To do
Could you rewrite these lines with "fragmentary" changed to "partial" and nothing else altered?

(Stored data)
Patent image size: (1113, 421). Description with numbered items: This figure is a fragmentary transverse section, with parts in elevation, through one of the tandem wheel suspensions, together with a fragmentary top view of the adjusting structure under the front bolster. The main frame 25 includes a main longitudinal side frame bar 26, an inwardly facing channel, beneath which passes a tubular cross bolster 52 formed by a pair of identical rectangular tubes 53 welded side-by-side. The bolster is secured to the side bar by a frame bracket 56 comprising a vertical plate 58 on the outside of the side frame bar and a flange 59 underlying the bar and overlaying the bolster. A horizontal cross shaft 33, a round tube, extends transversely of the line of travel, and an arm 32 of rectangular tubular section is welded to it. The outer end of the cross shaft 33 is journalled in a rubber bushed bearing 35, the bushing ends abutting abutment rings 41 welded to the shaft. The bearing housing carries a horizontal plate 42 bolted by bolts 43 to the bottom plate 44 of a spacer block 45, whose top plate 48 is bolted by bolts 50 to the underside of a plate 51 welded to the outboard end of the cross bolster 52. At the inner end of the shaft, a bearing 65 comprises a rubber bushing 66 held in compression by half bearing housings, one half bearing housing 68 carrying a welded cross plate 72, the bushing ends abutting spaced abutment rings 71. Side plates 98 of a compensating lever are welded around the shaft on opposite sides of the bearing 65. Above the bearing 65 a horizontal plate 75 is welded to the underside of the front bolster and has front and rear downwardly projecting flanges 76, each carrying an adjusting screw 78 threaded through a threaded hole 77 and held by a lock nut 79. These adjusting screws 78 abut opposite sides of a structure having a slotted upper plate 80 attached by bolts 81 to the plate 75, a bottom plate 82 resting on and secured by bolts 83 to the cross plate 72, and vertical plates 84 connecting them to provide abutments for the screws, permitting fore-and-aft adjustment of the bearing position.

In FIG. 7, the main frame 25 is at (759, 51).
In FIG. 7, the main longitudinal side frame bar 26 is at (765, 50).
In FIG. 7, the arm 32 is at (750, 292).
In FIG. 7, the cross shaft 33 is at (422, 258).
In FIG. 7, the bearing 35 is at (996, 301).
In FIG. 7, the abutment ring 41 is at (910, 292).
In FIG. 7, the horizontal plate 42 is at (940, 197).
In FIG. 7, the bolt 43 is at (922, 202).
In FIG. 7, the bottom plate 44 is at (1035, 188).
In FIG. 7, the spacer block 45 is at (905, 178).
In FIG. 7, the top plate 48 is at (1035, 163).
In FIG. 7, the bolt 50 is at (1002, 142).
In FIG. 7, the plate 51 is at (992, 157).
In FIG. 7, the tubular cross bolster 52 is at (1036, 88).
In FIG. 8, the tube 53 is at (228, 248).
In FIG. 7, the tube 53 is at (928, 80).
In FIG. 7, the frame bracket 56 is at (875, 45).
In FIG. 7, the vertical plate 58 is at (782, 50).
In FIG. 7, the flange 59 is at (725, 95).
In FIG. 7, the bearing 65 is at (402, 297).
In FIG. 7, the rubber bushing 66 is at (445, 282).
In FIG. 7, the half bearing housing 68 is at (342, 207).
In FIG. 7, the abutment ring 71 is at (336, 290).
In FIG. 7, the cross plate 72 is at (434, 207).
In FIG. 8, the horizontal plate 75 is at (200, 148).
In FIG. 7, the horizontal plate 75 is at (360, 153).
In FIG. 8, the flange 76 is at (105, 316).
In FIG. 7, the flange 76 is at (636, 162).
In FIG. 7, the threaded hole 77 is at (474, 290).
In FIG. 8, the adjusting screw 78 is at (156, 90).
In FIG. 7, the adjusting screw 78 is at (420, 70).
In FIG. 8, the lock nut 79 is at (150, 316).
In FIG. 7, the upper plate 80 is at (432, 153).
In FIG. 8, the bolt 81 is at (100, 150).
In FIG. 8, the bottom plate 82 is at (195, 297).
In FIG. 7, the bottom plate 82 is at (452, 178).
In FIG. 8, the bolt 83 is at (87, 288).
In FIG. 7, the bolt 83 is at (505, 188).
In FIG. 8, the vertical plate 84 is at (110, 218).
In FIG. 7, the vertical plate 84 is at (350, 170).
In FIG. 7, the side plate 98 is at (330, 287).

Exercise answer
Patent image size: (1113, 421). Description with numbered items: This figure is a partial transverse section, with parts in elevation, through one of the tandem wheel suspensions, together with a partial top view of the adjusting structure under the front bolster. The main frame 25 includes a main longitudinal side frame bar 26, an inwardly facing channel, beneath which passes a tubular cross bolster 52 formed by a pair of identical rectangular tubes 53 welded side-by-side. The bolster is secured to the side bar by a frame bracket 56 comprising a vertical plate 58 on the outside of the side frame bar and a flange 59 underlying the bar and overlaying the bolster. A horizontal cross shaft 33, a round tube, extends transversely of the line of travel, and an arm 32 of rectangular tubular section is welded to it. The outer end of the cross shaft 33 is journalled in a rubber bushed bearing 35, the bushing ends abutting abutment rings 41 welded to the shaft. The bearing housing carries a horizontal plate 42 bolted by bolts 43 to the bottom plate 44 of a spacer block 45, whose top plate 48 is bolted by bolts 50 to the underside of a plate 51 welded to the outboard end of the cross bolster 52. At the inner end of the shaft, a bearing 65 comprises a rubber bushing 66 held in compression by half bearing housings, one half bearing housing 68 carrying a welded cross plate 72, the bushing ends abutting spaced abutment rings 71. Side plates 98 of a compensating lever are welded around the shaft on opposite sides of the bearing 65. Above the bearing 65 a horizontal plate 75 is welded to the underside of the front bolster and has front and rear downwardly projecting flanges 76, each carrying an adjusting screw 78 threaded through a threaded hole 77 and held by a lock nut 79. These adjusting screws 78 abut opposite sides of a structure having a slotted upper plate 80 attached by bolts 81 to the plate 75, a bottom plate 82 resting on and secured by bolts 83 to the cross plate 72, and vertical plates 84 connecting them to provide abutments for the screws, permitting fore-and-aft adjustment of the bearing position.

In FIG. 7, the main frame 25 is at (759, 51).
In FIG. 7, the main longitudinal side frame bar 26 is at (765, 50).
In FIG. 7, the arm 32 is at (750, 292).
In FIG. 7, the cross shaft 33 is at (422, 258).
In FIG. 7, the bearing 35 is at (996, 301).
In FIG. 7, the abutment ring 41 is at (910, 292).
In FIG. 7, the horizontal plate 42 is at (940, 197).
In FIG. 7, the bolt 43 is at (922, 202).
In FIG. 7, the bottom plate 44 is at (1035, 188).
In FIG. 7, the spacer block 45 is at (905, 178).
In FIG. 7, the top plate 48 is at (1035, 163).
In FIG. 7, the bolt 50 is at (1002, 142).
In FIG. 7, the plate 51 is at (992, 157).
In FIG. 7, the tubular cross bolster 52 is at (1036, 88).
In FIG. 8, the tube 53 is at (228, 248).
In FIG. 7, the tube 53 is at (928, 80).
In FIG. 7, the frame bracket 56 is at (875, 45).
In FIG. 7, the vertical plate 58 is at (782, 50).
In FIG. 7, the flange 59 is at (725, 95).
In FIG. 7, the bearing 65 is at (402, 297).
In FIG. 7, the rubber bushing 66 is at (445, 282).
In FIG. 7, the half bearing housing 68 is at (342, 207).
In FIG. 7, the abutment ring 71 is at (336, 290).
In FIG. 7, the cross plate 72 is at (434, 207).
In FIG. 8, the horizontal plate 75 is at (200, 148).
In FIG. 7, the horizontal plate 75 is at (360, 153).
In FIG. 8, the flange 76 is at (105, 316).
In FIG. 7, the flange 76 is at (636, 162).
In FIG. 7, the threaded hole 77 is at (474, 290).
In FIG. 8, the adjusting screw 78 is at (156, 90).
In FIG. 7, the adjusting screw 78 is at (420, 70).
In FIG. 8, the lock nut 79 is at (150, 316).
In FIG. 7, the upper plate 80 is at (432, 153).
In FIG. 8, the bolt 81 is at (100, 150).
In FIG. 8, the bottom plate 82 is at (195, 297).
In FIG. 7, the bottom plate 82 is at (452, 178).
In FIG. 8, the bolt 83 is at (87, 288).
In FIG. 7, the bolt 83 is at (505, 188).
In FIG. 8, the vertical plate 84 is at (110, 218).
In FIG. 7, the vertical plate 84 is at (350, 170).
In FIG. 7, the side plate 98 is at (330, 287).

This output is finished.